Extract, from the records beneath this instruction, each line that contains the word "individual".

▼

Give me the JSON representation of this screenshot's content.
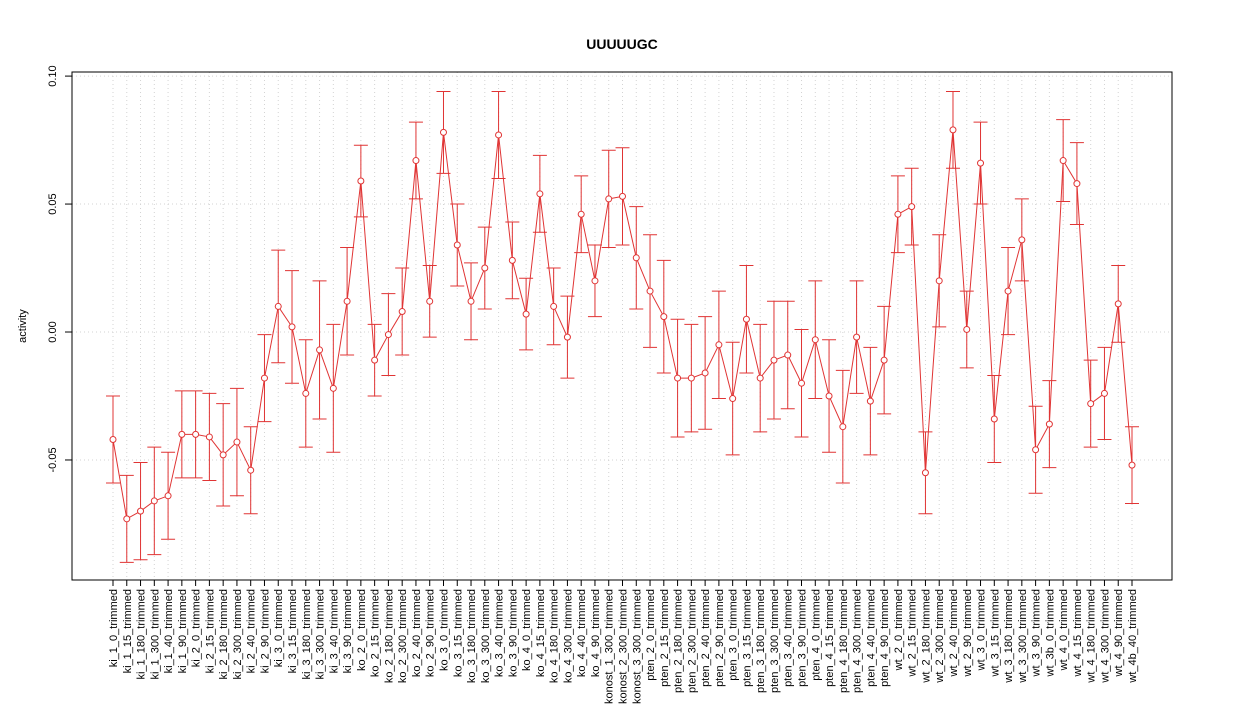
{
  "chart_data": {
    "type": "errorbar-line",
    "title": "UUUUUGC",
    "y_label": "activity",
    "color": "#e03434",
    "grid": true,
    "categories": [
      "ki_1_0_trimmed",
      "ki_1_15_trimmed",
      "ki_1_180_trimmed",
      "ki_1_300_trimmed",
      "ki_1_40_trimmed",
      "ki_1_90_trimmed",
      "ki_2_0_trimmed",
      "ki_2_15_trimmed",
      "ki_2_180_trimmed",
      "ki_2_300_trimmed",
      "ki_2_40_trimmed",
      "ki_2_90_trimmed",
      "ki_3_0_trimmed",
      "ki_3_15_trimmed",
      "ki_3_180_trimmed",
      "ki_3_300_trimmed",
      "ki_3_40_trimmed",
      "ki_3_90_trimmed",
      "ko_2_0_trimmed",
      "ko_2_15_trimmed",
      "ko_2_180_trimmed",
      "ko_2_300_trimmed",
      "ko_2_40_trimmed",
      "ko_2_90_trimmed",
      "ko_3_0_trimmed",
      "ko_3_15_trimmed",
      "ko_3_180_trimmed",
      "ko_3_300_trimmed",
      "ko_3_40_trimmed",
      "ko_3_90_trimmed",
      "ko_4_0_trimmed",
      "ko_4_15_trimmed",
      "ko_4_180_trimmed",
      "ko_4_300_trimmed",
      "ko_4_40_trimmed",
      "ko_4_90_trimmed",
      "konost_1_300_trimmed",
      "konost_2_300_trimmed",
      "konost_3_300_trimmed",
      "pten_2_0_trimmed",
      "pten_2_15_trimmed",
      "pten_2_180_trimmed",
      "pten_2_300_trimmed",
      "pten_2_40_trimmed",
      "pten_2_90_trimmed",
      "pten_3_0_trimmed",
      "pten_3_15_trimmed",
      "pten_3_180_trimmed",
      "pten_3_300_trimmed",
      "pten_3_40_trimmed",
      "pten_3_90_trimmed",
      "pten_4_0_trimmed",
      "pten_4_15_trimmed",
      "pten_4_180_trimmed",
      "pten_4_300_trimmed",
      "pten_4_40_trimmed",
      "pten_4_90_trimmed",
      "wt_2_0_trimmed",
      "wt_2_15_trimmed",
      "wt_2_180_trimmed",
      "wt_2_300_trimmed",
      "wt_2_40_trimmed",
      "wt_2_90_trimmed",
      "wt_3_0_trimmed",
      "wt_3_15_trimmed",
      "wt_3_180_trimmed",
      "wt_3_300_trimmed",
      "wt_3_90_trimmed",
      "wt_3b_0_trimmed",
      "wt_4_0_trimmed",
      "wt_4_15_trimmed",
      "wt_4_180_trimmed",
      "wt_4_300_trimmed",
      "wt_4_90_trimmed",
      "wt_4b_40_trimmed"
    ],
    "values": [
      -0.042,
      -0.073,
      -0.07,
      -0.066,
      -0.064,
      -0.04,
      -0.04,
      -0.041,
      -0.048,
      -0.043,
      -0.054,
      -0.018,
      0.01,
      0.002,
      -0.024,
      -0.007,
      -0.022,
      0.012,
      0.059,
      -0.011,
      -0.001,
      0.008,
      0.067,
      0.012,
      0.078,
      0.034,
      0.012,
      0.025,
      0.077,
      0.028,
      0.007,
      0.054,
      0.01,
      -0.002,
      0.046,
      0.02,
      0.052,
      0.053,
      0.029,
      0.016,
      0.006,
      -0.018,
      -0.018,
      -0.016,
      -0.005,
      -0.026,
      0.005,
      -0.018,
      -0.011,
      -0.009,
      -0.02,
      -0.003,
      -0.025,
      -0.037,
      -0.002,
      -0.027,
      -0.011,
      0.046,
      0.049,
      -0.055,
      0.02,
      0.079,
      0.001,
      0.066,
      -0.034,
      0.016,
      0.036,
      -0.046,
      -0.036,
      0.067,
      0.058,
      -0.028,
      -0.024,
      0.011,
      -0.052
    ],
    "errors": [
      0.017,
      0.017,
      0.019,
      0.021,
      0.017,
      0.017,
      0.017,
      0.017,
      0.02,
      0.021,
      0.017,
      0.017,
      0.022,
      0.022,
      0.021,
      0.027,
      0.025,
      0.021,
      0.014,
      0.014,
      0.016,
      0.017,
      0.015,
      0.014,
      0.016,
      0.016,
      0.015,
      0.016,
      0.017,
      0.015,
      0.014,
      0.015,
      0.015,
      0.016,
      0.015,
      0.014,
      0.019,
      0.019,
      0.02,
      0.022,
      0.022,
      0.023,
      0.021,
      0.022,
      0.021,
      0.022,
      0.021,
      0.021,
      0.023,
      0.021,
      0.021,
      0.023,
      0.022,
      0.022,
      0.022,
      0.021,
      0.021,
      0.015,
      0.015,
      0.016,
      0.018,
      0.015,
      0.015,
      0.016,
      0.017,
      0.017,
      0.016,
      0.017,
      0.017,
      0.016,
      0.016,
      0.017,
      0.018,
      0.015,
      0.015
    ],
    "ylim": [
      -0.0969,
      0.1016
    ],
    "yticks": [
      -0.05,
      {
        "value": 0,
        "label": "0.00"
      },
      0.05,
      {
        "value": 0.1,
        "label": "0.10"
      }
    ]
  }
}
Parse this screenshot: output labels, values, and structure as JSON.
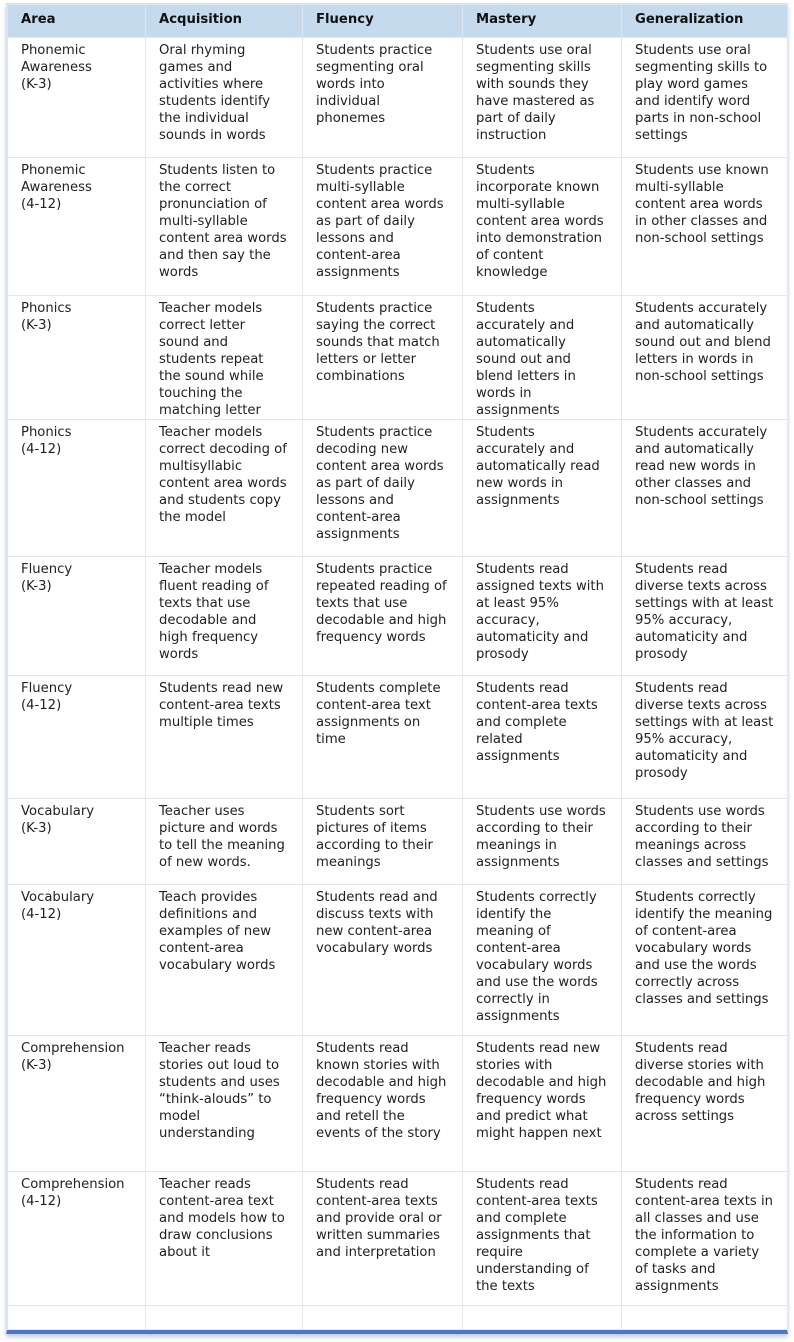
{
  "headers": [
    "Area",
    "Acquisition",
    "Fluency",
    "Mastery",
    "Generalization"
  ],
  "rows": [
    [
      "Phonemic Awareness (K-3)",
      "Oral rhyming games and activities where students identify the individual sounds in words",
      "Students practice segmenting oral words into individual phonemes",
      "Students use oral segmenting skills with sounds they have mastered as part of daily instruction",
      "Students use oral segmenting skills to play word games and identify word parts in non-school settings"
    ],
    [
      "Phonemic Awareness (4-12)",
      "Students listen to the correct pronunciation of multi-syllable content area words and then say the words",
      "Students practice multi-syllable content area words as part of daily lessons and content-area assignments",
      "Students incorporate known multi-syllable content area words into demonstration of content knowledge",
      "Students use known multi-syllable content area words in other classes and non-school settings"
    ],
    [
      "Phonics (K-3)",
      "Teacher models correct letter sound and students repeat the sound while touching the matching letter",
      "Students practice saying the correct sounds that match letters or letter combinations",
      "Students accurately and automatically sound out and blend letters in words in assignments",
      "Students accurately and automatically sound out and blend letters in words in non-school settings"
    ],
    [
      "Phonics (4-12)",
      "Teacher models correct decoding of multisyllabic content area words and students copy the model",
      "Students practice decoding new content area words as part of daily lessons and content-area assignments",
      "Students accurately and automatically read new words in assignments",
      "Students accurately and automatically read new words in other classes and non-school settings"
    ],
    [
      "Fluency (K-3)",
      "Teacher models fluent reading of texts that use decodable and high frequency words",
      "Students practice repeated reading of texts that use decodable and high frequency words",
      "Students read assigned texts with at least 95% accuracy, automaticity and prosody",
      "Students read diverse texts across settings with at least 95% accuracy, automaticity and prosody"
    ],
    [
      "Fluency (4-12)",
      "Students read new content-area texts multiple times",
      "Students complete content-area text assignments on time",
      "Students read content-area texts and complete related assignments",
      "Students read diverse texts across settings with at least 95% accuracy, automaticity and prosody"
    ],
    [
      "Vocabulary (K-3)",
      "Teacher uses picture and words to tell the meaning of new words.",
      "Students sort pictures of items according to their meanings",
      "Students use words according to their meanings in assignments",
      "Students use words according to their meanings across classes and settings"
    ],
    [
      "Vocabulary (4-12)",
      "Teach provides definitions and examples of new content-area vocabulary words",
      "Students read and discuss texts with new content-area vocabulary words",
      "Students correctly identify the meaning of content-area vocabulary words and use the words correctly in assignments",
      "Students correctly identify the meaning of content-area vocabulary words and use the words correctly across classes and settings"
    ],
    [
      "Comprehension (K-3)",
      "Teacher reads stories out loud to students and uses “think-alouds” to model understanding",
      "Students read known stories with decodable and high frequency words and retell the events of the story",
      "Students read new stories with decodable and high frequency words and predict what might happen next",
      "Students read diverse stories with decodable and high frequency words across settings"
    ],
    [
      "Comprehension (4-12)",
      "Teacher reads content-area text and models how to draw conclusions about it",
      "Students read content-area texts and provide oral or written summaries and interpretation",
      "Students read content-area texts and complete assignments that require understanding of the texts",
      "Students read content-area texts in all classes and use the information to complete a variety of tasks and assignments"
    ],
    [
      "",
      "",
      "",
      "",
      ""
    ]
  ]
}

▲

* **Response**
      "Oral rhyming games and activities where students identify the individual sounds in words",
      "Students practice segmenting oral words into individual phonemes",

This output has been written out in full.